§ GIVEN REQUEST
Do not copy the pictures; transcribe all other material exactly.

** start RECORDS TO USE **

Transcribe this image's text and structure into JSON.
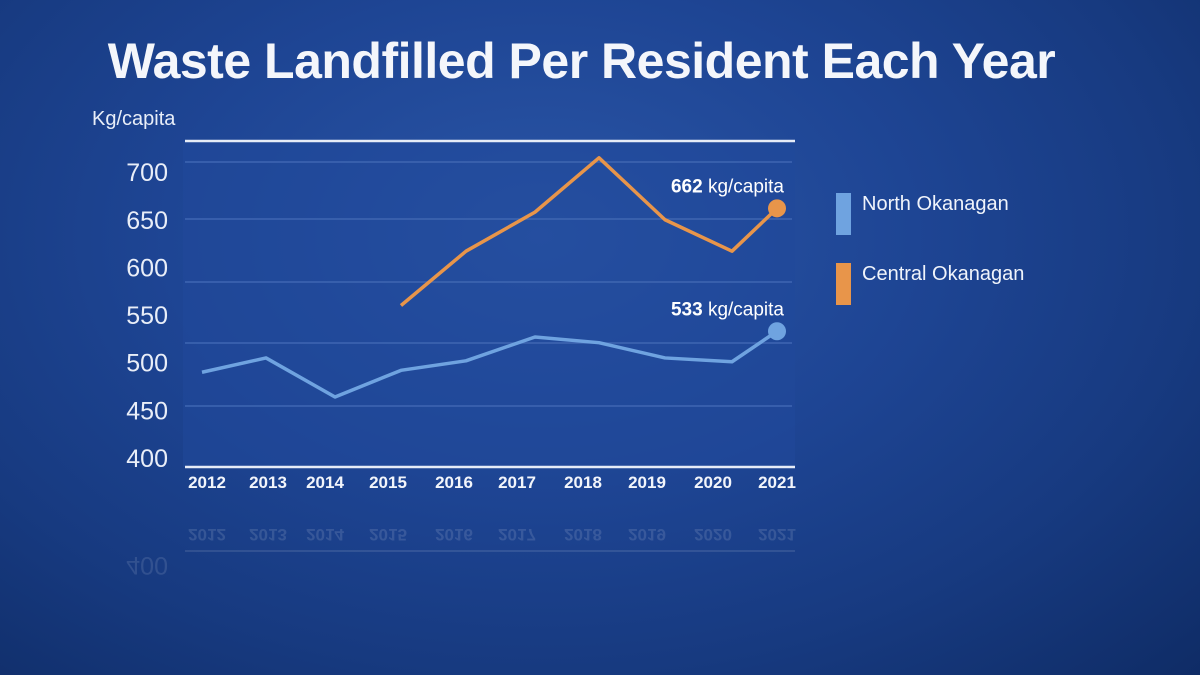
{
  "chart_data": {
    "type": "line",
    "title": "Waste Landfilled Per Resident Each Year",
    "ylabel": "Kg/capita",
    "xlabel": "",
    "ylim": [
      400,
      700
    ],
    "yticks": [
      "700",
      "650",
      "600",
      "550",
      "500",
      "450",
      "400"
    ],
    "categories": [
      "2012",
      "2013",
      "2014",
      "2015",
      "2016",
      "2017",
      "2018",
      "2019",
      "2020",
      "2021"
    ],
    "grid": true,
    "legend_position": "right",
    "series": [
      {
        "name": "North Okanagan",
        "color": "#6fa3e0",
        "values": [
          490,
          505,
          464,
          492,
          502,
          527,
          521,
          505,
          501,
          533
        ],
        "end_label": {
          "value": "533",
          "unit": "kg/capita"
        }
      },
      {
        "name": "Central Okanagan",
        "color": "#e8954a",
        "values": [
          null,
          null,
          null,
          560,
          617,
          658,
          715,
          650,
          617,
          662
        ],
        "end_label": {
          "value": "662",
          "unit": "kg/capita"
        }
      }
    ]
  }
}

** end RECORDS TO USE **

§ ANSWER TO THIS PROBLEM
Transcribe this image's text and structure into JSON.
{
  "chart_data": {
    "type": "line",
    "title": "Waste Landfilled Per Resident Each Year",
    "ylabel": "Kg/capita",
    "xlabel": "",
    "ylim": [
      400,
      700
    ],
    "yticks": [
      "700",
      "650",
      "600",
      "550",
      "500",
      "450",
      "400"
    ],
    "categories": [
      "2012",
      "2013",
      "2014",
      "2015",
      "2016",
      "2017",
      "2018",
      "2019",
      "2020",
      "2021"
    ],
    "grid": true,
    "legend_position": "right",
    "series": [
      {
        "name": "North Okanagan",
        "color": "#6fa3e0",
        "values": [
          490,
          505,
          464,
          492,
          502,
          527,
          521,
          505,
          501,
          533
        ],
        "end_label": {
          "value": "533",
          "unit": "kg/capita"
        }
      },
      {
        "name": "Central Okanagan",
        "color": "#e8954a",
        "values": [
          null,
          null,
          null,
          560,
          617,
          658,
          715,
          650,
          617,
          662
        ],
        "end_label": {
          "value": "662",
          "unit": "kg/capita"
        }
      }
    ]
  }
}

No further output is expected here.